TASK DESCRIPTION —
Reproduce the following material exactly, including every line.

== ENTRIES

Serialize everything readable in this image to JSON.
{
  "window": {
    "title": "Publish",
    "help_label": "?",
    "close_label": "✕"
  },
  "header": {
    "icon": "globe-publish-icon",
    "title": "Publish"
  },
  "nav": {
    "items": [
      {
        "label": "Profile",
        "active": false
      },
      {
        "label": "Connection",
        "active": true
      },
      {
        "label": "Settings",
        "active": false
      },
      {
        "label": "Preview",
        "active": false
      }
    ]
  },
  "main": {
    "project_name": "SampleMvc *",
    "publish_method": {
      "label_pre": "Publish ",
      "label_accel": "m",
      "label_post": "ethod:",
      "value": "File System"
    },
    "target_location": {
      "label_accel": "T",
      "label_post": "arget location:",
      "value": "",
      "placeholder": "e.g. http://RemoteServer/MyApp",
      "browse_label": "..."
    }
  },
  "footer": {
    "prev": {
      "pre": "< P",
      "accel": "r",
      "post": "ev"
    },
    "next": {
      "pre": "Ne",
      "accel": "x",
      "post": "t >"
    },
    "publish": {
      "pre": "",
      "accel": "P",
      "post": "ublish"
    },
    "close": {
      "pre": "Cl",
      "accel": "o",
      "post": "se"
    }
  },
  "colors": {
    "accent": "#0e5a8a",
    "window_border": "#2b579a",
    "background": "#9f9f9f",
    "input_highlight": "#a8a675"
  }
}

====

REPLY TO THE EXERCISE —
Serialize everything readable in this image to JSON.
{
  "window": {
    "title": "Publish",
    "help_label": "?",
    "close_label": "✕"
  },
  "header": {
    "icon": "globe-publish-icon",
    "title": "Publish"
  },
  "nav": {
    "items": [
      {
        "label": "Profile",
        "active": false
      },
      {
        "label": "Connection",
        "active": true
      },
      {
        "label": "Settings",
        "active": false
      },
      {
        "label": "Preview",
        "active": false
      }
    ]
  },
  "main": {
    "project_name": "SampleMvc *",
    "publish_method": {
      "label_pre": "Publish ",
      "label_accel": "m",
      "label_post": "ethod:",
      "value": "File System"
    },
    "target_location": {
      "label_accel": "T",
      "label_post": "arget location:",
      "value": "",
      "placeholder": "e.g. http://RemoteServer/MyApp",
      "browse_label": "..."
    }
  },
  "footer": {
    "prev": {
      "pre": "< P",
      "accel": "r",
      "post": "ev"
    },
    "next": {
      "pre": "Ne",
      "accel": "x",
      "post": "t >"
    },
    "publish": {
      "pre": "",
      "accel": "P",
      "post": "ublish"
    },
    "close": {
      "pre": "Cl",
      "accel": "o",
      "post": "se"
    }
  },
  "colors": {
    "accent": "#0e5a8a",
    "window_border": "#2b579a",
    "background": "#9f9f9f",
    "input_highlight": "#a8a675"
  }
}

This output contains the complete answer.